[WORK INSTRUCTIONS]
Pull out each line that contains the string "node", and copy those lines in full.

[MATERIAL TO PROCESS]
┌────────

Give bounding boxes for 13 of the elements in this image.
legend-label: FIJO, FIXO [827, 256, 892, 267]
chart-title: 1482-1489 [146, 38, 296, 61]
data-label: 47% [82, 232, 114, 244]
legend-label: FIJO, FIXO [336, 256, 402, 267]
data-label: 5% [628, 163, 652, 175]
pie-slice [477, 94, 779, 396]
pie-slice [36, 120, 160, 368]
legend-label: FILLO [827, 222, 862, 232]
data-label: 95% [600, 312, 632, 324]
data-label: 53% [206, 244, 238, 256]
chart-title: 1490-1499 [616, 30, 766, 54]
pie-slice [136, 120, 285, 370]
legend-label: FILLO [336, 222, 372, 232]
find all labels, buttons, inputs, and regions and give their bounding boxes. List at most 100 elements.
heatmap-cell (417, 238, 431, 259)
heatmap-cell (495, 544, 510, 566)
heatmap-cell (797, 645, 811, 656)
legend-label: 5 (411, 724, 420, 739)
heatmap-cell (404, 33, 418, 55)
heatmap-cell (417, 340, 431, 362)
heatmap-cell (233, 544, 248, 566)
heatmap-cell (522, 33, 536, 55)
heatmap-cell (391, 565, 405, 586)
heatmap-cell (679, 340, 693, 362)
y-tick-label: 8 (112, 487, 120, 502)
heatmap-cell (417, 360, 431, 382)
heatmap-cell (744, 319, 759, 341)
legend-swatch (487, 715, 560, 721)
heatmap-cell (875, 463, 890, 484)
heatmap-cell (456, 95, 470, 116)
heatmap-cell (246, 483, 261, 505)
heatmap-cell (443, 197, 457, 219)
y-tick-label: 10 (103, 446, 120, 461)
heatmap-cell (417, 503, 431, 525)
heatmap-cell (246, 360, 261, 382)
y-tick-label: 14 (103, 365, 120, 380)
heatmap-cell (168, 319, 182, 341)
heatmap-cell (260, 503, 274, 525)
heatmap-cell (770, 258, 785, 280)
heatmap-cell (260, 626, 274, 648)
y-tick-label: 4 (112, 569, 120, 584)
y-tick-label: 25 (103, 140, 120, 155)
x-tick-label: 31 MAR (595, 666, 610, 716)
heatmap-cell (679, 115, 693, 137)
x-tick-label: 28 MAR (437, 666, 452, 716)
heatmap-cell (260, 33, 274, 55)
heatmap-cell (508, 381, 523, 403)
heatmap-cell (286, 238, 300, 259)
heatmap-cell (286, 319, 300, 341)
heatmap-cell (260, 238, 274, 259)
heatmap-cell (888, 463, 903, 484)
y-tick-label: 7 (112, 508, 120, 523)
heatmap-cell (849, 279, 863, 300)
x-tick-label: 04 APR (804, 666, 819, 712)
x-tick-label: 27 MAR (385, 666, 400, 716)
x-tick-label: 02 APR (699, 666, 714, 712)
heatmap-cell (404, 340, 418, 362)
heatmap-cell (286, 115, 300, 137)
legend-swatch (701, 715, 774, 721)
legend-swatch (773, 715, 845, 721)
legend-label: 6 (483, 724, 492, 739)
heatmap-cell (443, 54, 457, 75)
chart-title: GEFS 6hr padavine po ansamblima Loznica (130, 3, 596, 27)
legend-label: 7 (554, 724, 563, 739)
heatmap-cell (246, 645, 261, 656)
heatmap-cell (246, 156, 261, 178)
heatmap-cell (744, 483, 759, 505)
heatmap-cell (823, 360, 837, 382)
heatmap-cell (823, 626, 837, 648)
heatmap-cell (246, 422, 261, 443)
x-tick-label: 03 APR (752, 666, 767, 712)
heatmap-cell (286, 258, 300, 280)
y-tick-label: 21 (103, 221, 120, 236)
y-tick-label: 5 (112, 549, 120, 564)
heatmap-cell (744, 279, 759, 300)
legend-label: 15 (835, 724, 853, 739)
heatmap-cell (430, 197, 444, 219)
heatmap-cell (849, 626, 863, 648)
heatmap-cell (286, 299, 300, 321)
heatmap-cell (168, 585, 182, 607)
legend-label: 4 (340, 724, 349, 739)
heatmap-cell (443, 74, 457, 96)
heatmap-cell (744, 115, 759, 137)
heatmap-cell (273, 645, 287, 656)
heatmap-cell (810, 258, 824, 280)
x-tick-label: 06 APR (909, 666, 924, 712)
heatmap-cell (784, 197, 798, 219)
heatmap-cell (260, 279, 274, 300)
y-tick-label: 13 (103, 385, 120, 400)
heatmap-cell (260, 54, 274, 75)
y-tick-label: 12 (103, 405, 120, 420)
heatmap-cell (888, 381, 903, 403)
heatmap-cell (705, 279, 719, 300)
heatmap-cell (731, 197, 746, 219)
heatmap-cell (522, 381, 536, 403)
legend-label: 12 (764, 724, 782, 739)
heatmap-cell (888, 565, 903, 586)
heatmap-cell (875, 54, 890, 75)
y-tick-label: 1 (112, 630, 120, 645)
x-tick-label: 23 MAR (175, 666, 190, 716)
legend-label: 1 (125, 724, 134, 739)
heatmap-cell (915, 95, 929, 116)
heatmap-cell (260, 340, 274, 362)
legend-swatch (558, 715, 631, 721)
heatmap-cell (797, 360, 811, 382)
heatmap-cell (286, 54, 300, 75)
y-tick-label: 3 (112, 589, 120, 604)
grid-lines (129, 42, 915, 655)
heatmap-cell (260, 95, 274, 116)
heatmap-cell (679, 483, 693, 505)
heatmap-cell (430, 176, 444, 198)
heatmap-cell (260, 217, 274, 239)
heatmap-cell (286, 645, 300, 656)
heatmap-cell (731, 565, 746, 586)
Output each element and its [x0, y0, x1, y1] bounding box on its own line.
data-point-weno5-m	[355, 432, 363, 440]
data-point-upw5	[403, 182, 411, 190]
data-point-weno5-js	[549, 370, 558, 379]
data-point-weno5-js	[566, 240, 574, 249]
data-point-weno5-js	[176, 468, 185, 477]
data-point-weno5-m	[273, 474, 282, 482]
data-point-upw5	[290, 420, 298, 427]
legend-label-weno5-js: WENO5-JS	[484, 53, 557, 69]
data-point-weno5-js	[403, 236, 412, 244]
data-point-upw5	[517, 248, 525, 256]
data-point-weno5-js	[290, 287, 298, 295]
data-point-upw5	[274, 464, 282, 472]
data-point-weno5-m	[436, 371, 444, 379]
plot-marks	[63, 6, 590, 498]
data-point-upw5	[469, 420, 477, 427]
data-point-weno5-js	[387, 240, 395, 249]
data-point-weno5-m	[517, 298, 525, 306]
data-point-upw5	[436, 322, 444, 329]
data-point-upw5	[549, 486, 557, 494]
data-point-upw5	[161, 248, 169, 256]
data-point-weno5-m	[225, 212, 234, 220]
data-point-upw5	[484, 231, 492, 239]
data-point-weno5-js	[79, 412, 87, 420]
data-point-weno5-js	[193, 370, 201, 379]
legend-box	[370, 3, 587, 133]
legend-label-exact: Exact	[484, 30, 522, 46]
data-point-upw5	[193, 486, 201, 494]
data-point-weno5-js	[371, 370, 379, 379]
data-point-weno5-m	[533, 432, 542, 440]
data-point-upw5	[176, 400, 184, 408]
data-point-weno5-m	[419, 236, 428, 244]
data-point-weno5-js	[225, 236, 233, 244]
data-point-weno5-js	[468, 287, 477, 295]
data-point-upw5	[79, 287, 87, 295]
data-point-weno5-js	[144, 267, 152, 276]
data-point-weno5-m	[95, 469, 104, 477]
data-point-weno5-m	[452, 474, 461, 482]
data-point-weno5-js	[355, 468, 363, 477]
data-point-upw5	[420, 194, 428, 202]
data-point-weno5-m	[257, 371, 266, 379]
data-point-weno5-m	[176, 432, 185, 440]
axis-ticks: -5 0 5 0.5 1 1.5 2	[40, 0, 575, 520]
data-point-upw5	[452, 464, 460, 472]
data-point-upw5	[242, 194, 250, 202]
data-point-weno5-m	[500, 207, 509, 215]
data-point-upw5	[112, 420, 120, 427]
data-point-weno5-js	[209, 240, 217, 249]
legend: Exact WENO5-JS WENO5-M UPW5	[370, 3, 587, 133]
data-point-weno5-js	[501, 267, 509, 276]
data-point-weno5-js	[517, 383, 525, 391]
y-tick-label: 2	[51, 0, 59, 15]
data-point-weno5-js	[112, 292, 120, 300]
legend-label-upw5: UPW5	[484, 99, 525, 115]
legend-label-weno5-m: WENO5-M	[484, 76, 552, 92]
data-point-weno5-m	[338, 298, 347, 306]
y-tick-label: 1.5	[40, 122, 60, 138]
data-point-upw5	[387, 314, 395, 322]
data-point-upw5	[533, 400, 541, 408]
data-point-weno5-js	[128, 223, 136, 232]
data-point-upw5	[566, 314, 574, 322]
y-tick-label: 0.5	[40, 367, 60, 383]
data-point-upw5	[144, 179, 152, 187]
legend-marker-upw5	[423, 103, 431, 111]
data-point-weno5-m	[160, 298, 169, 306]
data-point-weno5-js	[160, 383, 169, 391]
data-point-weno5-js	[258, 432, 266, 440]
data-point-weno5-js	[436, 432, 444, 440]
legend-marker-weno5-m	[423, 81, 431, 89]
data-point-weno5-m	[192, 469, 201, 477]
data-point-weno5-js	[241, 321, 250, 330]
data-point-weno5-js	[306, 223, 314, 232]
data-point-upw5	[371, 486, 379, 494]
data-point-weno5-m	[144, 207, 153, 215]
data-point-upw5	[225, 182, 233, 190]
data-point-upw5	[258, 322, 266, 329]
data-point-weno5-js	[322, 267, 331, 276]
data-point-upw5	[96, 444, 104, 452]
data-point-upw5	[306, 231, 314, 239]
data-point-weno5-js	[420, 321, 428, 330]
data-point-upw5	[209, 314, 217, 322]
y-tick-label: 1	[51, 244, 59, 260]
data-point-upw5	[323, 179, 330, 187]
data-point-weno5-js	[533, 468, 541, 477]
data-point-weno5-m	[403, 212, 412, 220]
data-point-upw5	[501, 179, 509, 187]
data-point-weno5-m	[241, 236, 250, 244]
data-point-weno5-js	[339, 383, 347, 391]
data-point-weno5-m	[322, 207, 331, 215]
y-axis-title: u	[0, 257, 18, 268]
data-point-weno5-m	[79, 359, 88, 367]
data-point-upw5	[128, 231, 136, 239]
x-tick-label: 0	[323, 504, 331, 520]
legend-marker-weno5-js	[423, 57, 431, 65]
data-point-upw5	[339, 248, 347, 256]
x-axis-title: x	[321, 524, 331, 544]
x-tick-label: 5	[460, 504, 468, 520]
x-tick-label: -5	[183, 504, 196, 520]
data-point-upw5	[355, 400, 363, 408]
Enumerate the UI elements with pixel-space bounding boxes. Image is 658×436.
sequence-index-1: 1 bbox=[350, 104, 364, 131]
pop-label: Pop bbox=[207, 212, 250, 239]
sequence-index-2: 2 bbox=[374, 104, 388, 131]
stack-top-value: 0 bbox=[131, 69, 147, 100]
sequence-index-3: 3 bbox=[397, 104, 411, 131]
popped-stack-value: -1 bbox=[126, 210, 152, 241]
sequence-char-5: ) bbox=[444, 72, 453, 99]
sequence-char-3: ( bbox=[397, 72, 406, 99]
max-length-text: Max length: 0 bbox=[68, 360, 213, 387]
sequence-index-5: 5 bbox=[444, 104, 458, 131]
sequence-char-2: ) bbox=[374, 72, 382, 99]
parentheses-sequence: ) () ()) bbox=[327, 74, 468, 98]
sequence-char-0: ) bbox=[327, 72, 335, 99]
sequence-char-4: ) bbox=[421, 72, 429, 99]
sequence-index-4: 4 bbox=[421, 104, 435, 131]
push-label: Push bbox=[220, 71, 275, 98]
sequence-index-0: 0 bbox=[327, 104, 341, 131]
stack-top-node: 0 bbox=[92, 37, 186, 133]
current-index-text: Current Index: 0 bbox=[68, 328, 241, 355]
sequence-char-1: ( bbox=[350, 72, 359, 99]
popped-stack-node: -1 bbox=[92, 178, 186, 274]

└────────

[ANSWER]
stack-top-node: 0 bbox=[92, 37, 186, 133]
popped-stack-node: -1 bbox=[92, 178, 186, 274]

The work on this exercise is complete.